- Task to carry out
Return each entry exactly, with none missing.

- Task data
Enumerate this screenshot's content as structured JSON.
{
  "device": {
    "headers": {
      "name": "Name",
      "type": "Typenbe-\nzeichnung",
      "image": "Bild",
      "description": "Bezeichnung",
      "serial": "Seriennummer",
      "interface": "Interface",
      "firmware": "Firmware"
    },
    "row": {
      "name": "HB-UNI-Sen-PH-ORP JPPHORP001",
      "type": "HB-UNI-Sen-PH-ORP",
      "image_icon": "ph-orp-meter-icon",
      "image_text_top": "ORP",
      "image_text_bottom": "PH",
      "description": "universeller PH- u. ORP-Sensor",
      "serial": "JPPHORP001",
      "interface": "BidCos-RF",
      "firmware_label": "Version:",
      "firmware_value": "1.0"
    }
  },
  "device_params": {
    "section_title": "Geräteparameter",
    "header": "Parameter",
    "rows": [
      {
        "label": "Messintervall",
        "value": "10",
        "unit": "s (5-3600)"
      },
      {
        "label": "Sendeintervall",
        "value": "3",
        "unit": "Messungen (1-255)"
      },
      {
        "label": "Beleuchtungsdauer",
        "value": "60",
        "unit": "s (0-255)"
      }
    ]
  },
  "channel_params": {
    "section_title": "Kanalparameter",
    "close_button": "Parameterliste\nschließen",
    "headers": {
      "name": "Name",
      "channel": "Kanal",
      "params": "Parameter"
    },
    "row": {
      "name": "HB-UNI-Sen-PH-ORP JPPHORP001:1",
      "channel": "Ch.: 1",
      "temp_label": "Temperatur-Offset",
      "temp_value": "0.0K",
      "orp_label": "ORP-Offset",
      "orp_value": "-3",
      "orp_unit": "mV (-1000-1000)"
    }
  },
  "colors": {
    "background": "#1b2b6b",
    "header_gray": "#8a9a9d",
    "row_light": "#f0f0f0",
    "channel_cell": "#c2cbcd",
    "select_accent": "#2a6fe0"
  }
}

- Full answer
Enumerate this screenshot's content as structured JSON.
{
  "device": {
    "headers": {
      "name": "Name",
      "type": "Typenbe-\nzeichnung",
      "image": "Bild",
      "description": "Bezeichnung",
      "serial": "Seriennummer",
      "interface": "Interface",
      "firmware": "Firmware"
    },
    "row": {
      "name": "HB-UNI-Sen-PH-ORP JPPHORP001",
      "type": "HB-UNI-Sen-PH-ORP",
      "image_icon": "ph-orp-meter-icon",
      "image_text_top": "ORP",
      "image_text_bottom": "PH",
      "description": "universeller PH- u. ORP-Sensor",
      "serial": "JPPHORP001",
      "interface": "BidCos-RF",
      "firmware_label": "Version:",
      "firmware_value": "1.0"
    }
  },
  "device_params": {
    "section_title": "Geräteparameter",
    "header": "Parameter",
    "rows": [
      {
        "label": "Messintervall",
        "value": "10",
        "unit": "s (5-3600)"
      },
      {
        "label": "Sendeintervall",
        "value": "3",
        "unit": "Messungen (1-255)"
      },
      {
        "label": "Beleuchtungsdauer",
        "value": "60",
        "unit": "s (0-255)"
      }
    ]
  },
  "channel_params": {
    "section_title": "Kanalparameter",
    "close_button": "Parameterliste\nschließen",
    "headers": {
      "name": "Name",
      "channel": "Kanal",
      "params": "Parameter"
    },
    "row": {
      "name": "HB-UNI-Sen-PH-ORP JPPHORP001:1",
      "channel": "Ch.: 1",
      "temp_label": "Temperatur-Offset",
      "temp_value": "0.0K",
      "orp_label": "ORP-Offset",
      "orp_value": "-3",
      "orp_unit": "mV (-1000-1000)"
    }
  },
  "colors": {
    "background": "#1b2b6b",
    "header_gray": "#8a9a9d",
    "row_light": "#f0f0f0",
    "channel_cell": "#c2cbcd",
    "select_accent": "#2a6fe0"
  }
}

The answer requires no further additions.